** BEGIN Raw data **
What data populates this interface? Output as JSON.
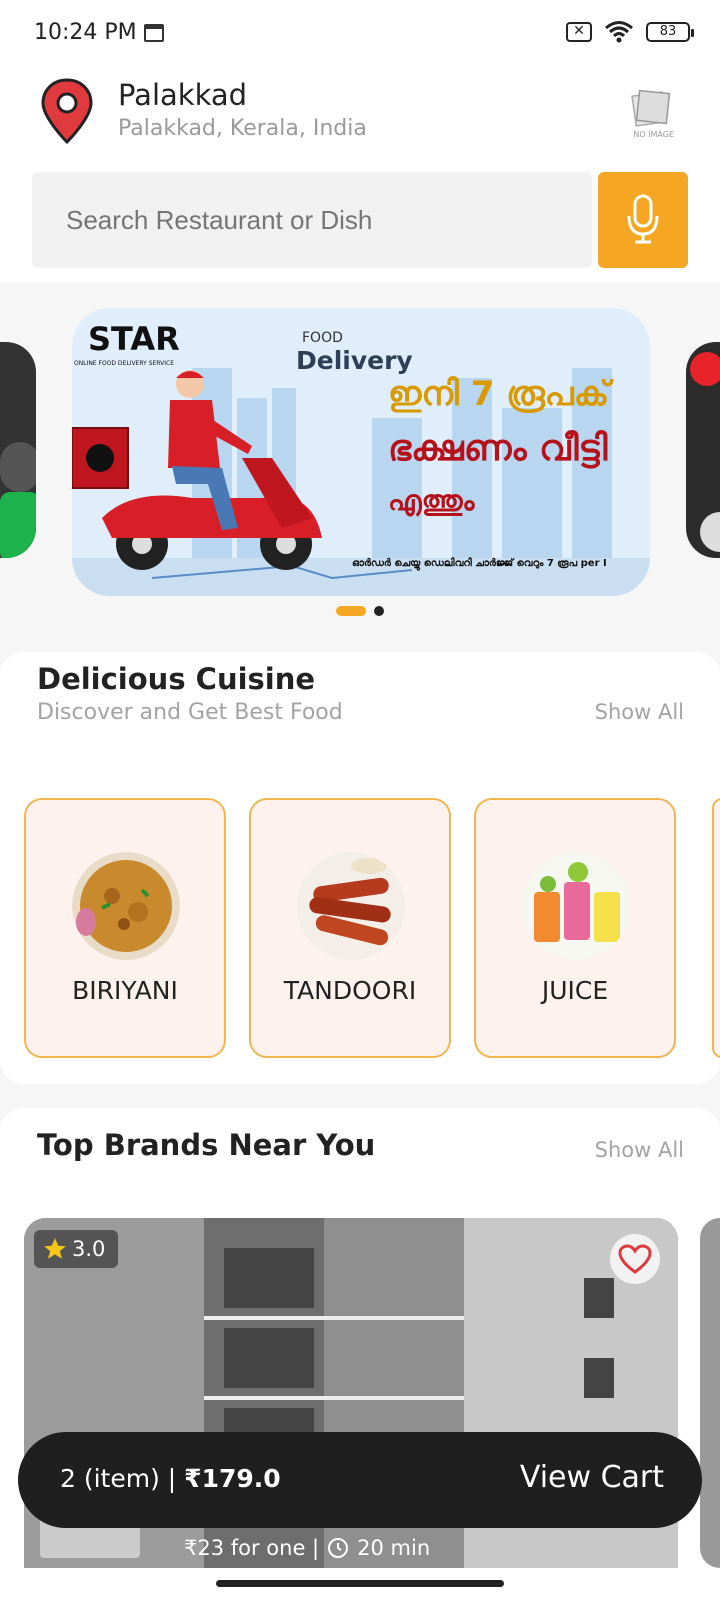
{
  "status": {
    "time": "10:24 PM",
    "battery": "83"
  },
  "location": {
    "title": "Palakkad",
    "subtitle": "Palakkad, Kerala, India",
    "noimage_label": "NO IMAGE"
  },
  "search": {
    "placeholder": "Search Restaurant or Dish"
  },
  "banner": {
    "brand": "STAR",
    "brand_sub": "ONLINE FOOD DELIVERY SERVICE",
    "food": "FOOD",
    "delivery": "Delivery",
    "line1": "ഇനി 7 രൂപക്",
    "line2": "ഭക്ഷണം വീട്ടി",
    "line3": "എത്തും",
    "footer": "ഓർഡർ ചെയ്യു ഡെലിവറി ചാർജ്ജ് വെറും 7 രൂപ per I"
  },
  "cuisine": {
    "title": "Delicious Cuisine",
    "subtitle": "Discover and Get Best Food",
    "show_all": "Show All",
    "items": [
      {
        "name": "BIRIYANI"
      },
      {
        "name": "TANDOORI"
      },
      {
        "name": "JUICE"
      }
    ]
  },
  "brands": {
    "title": "Top Brands Near You",
    "show_all": "Show All",
    "card": {
      "rating": "3.0",
      "price": "₹23 for one |",
      "time": "20 min"
    }
  },
  "cart": {
    "items": "2 (item) |",
    "total": "₹179.0",
    "action": "View Cart"
  },
  "colors": {
    "accent": "#f5a623",
    "pin": "#e0393e",
    "card_bg": "#fdf2ee",
    "card_border": "#f0b650",
    "dark": "#1f1f1f"
  }
}
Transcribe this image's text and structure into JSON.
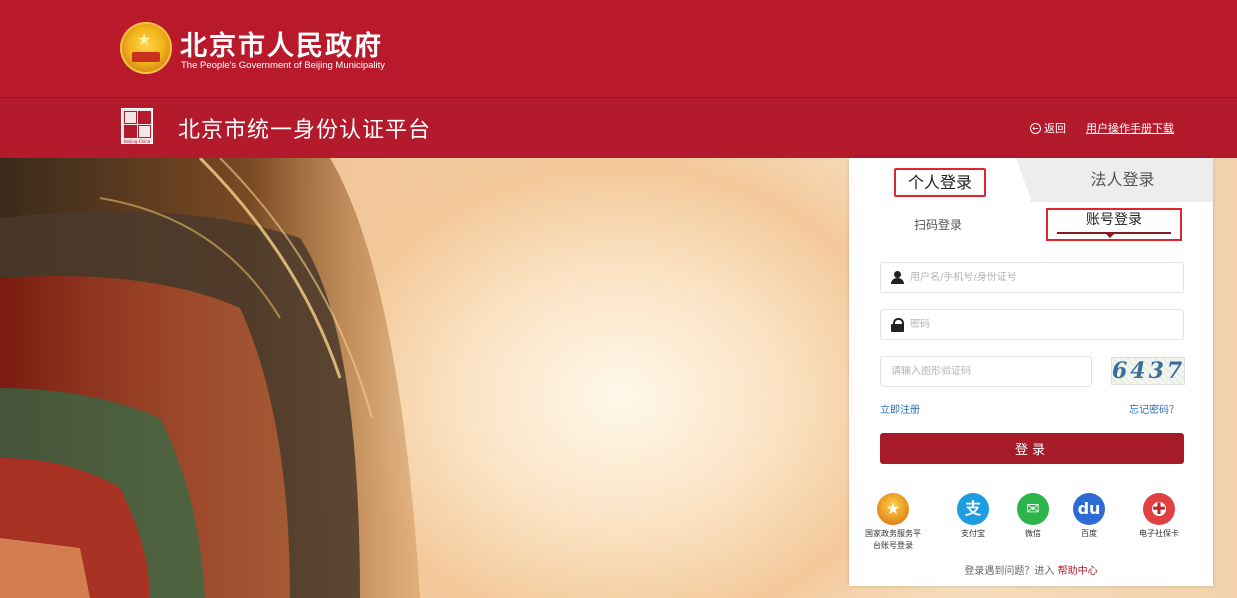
{
  "gov_header": {
    "title": "北京市人民政府",
    "subtitle": "The People's Government of Beijing Municipality"
  },
  "platform_bar": {
    "title": "北京市统一身份认证平台",
    "logo_caption": "Beijing·China",
    "back_label": "返回",
    "manual_label": "用户操作手册下载"
  },
  "login": {
    "tabs": {
      "personal": "个人登录",
      "legal": "法人登录"
    },
    "sub_tabs": {
      "scan": "扫码登录",
      "account": "账号登录"
    },
    "username_placeholder": "用户名/手机号/身份证号",
    "password_placeholder": "密码",
    "captcha_placeholder": "请输入图形验证码",
    "captcha_text": "6437",
    "register_label": "立即注册",
    "forgot_label": "忘记密码？",
    "submit_label": "登录",
    "social": [
      {
        "label": "国家政务服务平台账号登录",
        "icon": "national-gov-emblem-icon",
        "glyph": "★"
      },
      {
        "label": "支付宝",
        "icon": "alipay-icon",
        "glyph": "支"
      },
      {
        "label": "微信",
        "icon": "wechat-icon",
        "glyph": "✉"
      },
      {
        "label": "百度",
        "icon": "baidu-icon",
        "glyph": "du"
      },
      {
        "label": "电子社保卡",
        "icon": "social-security-card-icon",
        "glyph": "✚"
      }
    ],
    "help": {
      "prefix": "登录遇到问题？进入",
      "link": "帮助中心"
    }
  },
  "colors": {
    "header_red": "#b8192b",
    "platform_red": "#b31a2c",
    "button_red": "#a71a27",
    "link_blue": "#2b6fb8",
    "highlight_border": "#e0252e"
  }
}
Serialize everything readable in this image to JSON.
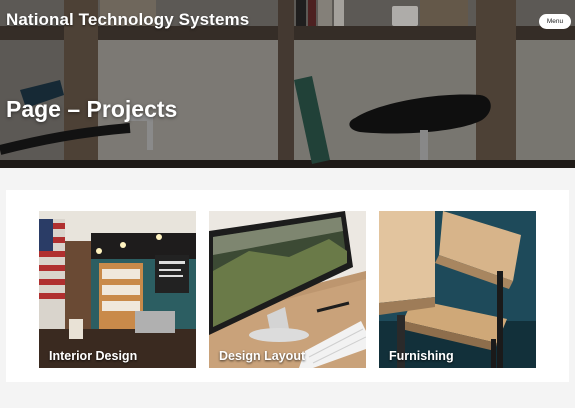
** END Raw data **
Given request
Without the pictures, write out all of the material exactly.

Final answer
What data populates this interface? Output as JSON.
{
  "status": {
    "time": "10:24 PM",
    "battery": "83"
  },
  "location": {
    "title": "Palakkad",
    "subtitle": "Palakkad, Kerala, India",
    "noimage_label": "NO IMAGE"
  },
  "search": {
    "placeholder": "Search Restaurant or Dish"
  },
  "banner": {
    "brand": "STAR",
    "brand_sub": "ONLINE FOOD DELIVERY SERVICE",
    "food": "FOOD",
    "delivery": "Delivery",
    "line1": "ഇനി 7 രൂപക്",
    "line2": "ഭക്ഷണം വീട്ടി",
    "line3": "എത്തും",
    "footer": "ഓർഡർ ചെയ്യു ഡെലിവറി ചാർജ്ജ് വെറും 7 രൂപ per I"
  },
  "cuisine": {
    "title": "Delicious Cuisine",
    "subtitle": "Discover and Get Best Food",
    "show_all": "Show All",
    "items": [
      {
        "name": "BIRIYANI"
      },
      {
        "name": "TANDOORI"
      },
      {
        "name": "JUICE"
      }
    ]
  },
  "brands": {
    "title": "Top Brands Near You",
    "show_all": "Show All",
    "card": {
      "rating": "3.0",
      "price": "₹23 for one |",
      "time": "20 min"
    }
  },
  "cart": {
    "items": "2 (item) |",
    "total": "₹179.0",
    "action": "View Cart"
  },
  "colors": {
    "accent": "#f5a623",
    "pin": "#e0393e",
    "card_bg": "#fdf2ee",
    "card_border": "#f0b650",
    "dark": "#1f1f1f"
  }
}
Transcribe this image's text and structure into JSON.
{
  "gov_header": {
    "title": "北京市人民政府",
    "subtitle": "The People's Government of Beijing Municipality"
  },
  "platform_bar": {
    "title": "北京市统一身份认证平台",
    "logo_caption": "Beijing·China",
    "back_label": "返回",
    "manual_label": "用户操作手册下载"
  },
  "login": {
    "tabs": {
      "personal": "个人登录",
      "legal": "法人登录"
    },
    "sub_tabs": {
      "scan": "扫码登录",
      "account": "账号登录"
    },
    "username_placeholder": "用户名/手机号/身份证号",
    "password_placeholder": "密码",
    "captcha_placeholder": "请输入图形验证码",
    "captcha_text": "6437",
    "register_label": "立即注册",
    "forgot_label": "忘记密码？",
    "submit_label": "登录",
    "social": [
      {
        "label": "国家政务服务平台账号登录",
        "icon": "national-gov-emblem-icon",
        "glyph": "★"
      },
      {
        "label": "支付宝",
        "icon": "alipay-icon",
        "glyph": "支"
      },
      {
        "label": "微信",
        "icon": "wechat-icon",
        "glyph": "✉"
      },
      {
        "label": "百度",
        "icon": "baidu-icon",
        "glyph": "du"
      },
      {
        "label": "电子社保卡",
        "icon": "social-security-card-icon",
        "glyph": "✚"
      }
    ],
    "help": {
      "prefix": "登录遇到问题？进入",
      "link": "帮助中心"
    }
  },
  "colors": {
    "header_red": "#b8192b",
    "platform_red": "#b31a2c",
    "button_red": "#a71a27",
    "link_blue": "#2b6fb8",
    "highlight_border": "#e0252e"
  }
}
Serialize everything readable in this image to JSON.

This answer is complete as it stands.